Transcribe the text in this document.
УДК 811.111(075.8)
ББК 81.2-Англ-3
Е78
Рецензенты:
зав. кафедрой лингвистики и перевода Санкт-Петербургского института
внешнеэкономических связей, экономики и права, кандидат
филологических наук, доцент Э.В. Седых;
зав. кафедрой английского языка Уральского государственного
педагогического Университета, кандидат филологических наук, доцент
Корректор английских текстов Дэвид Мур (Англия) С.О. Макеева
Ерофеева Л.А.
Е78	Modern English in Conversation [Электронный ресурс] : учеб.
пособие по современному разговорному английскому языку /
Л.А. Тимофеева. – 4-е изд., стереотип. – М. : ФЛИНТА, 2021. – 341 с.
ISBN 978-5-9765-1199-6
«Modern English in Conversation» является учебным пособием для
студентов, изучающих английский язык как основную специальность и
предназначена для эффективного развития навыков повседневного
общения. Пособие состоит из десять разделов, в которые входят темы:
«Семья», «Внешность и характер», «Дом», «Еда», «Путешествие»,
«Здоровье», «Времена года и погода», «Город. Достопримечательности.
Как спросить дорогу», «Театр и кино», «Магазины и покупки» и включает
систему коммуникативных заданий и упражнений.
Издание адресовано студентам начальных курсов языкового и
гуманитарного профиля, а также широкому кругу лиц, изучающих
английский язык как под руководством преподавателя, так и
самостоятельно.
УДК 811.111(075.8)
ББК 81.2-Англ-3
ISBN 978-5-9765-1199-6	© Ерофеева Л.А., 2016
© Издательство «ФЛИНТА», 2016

# GIVEN TASK
Identify and extract each line of the listing that contains "кафедрой".

# WORKED ANSWER
зав. кафедрой лингвистики и перевода Санкт-Петербургского института
зав. кафедрой английского языка Уральского государственного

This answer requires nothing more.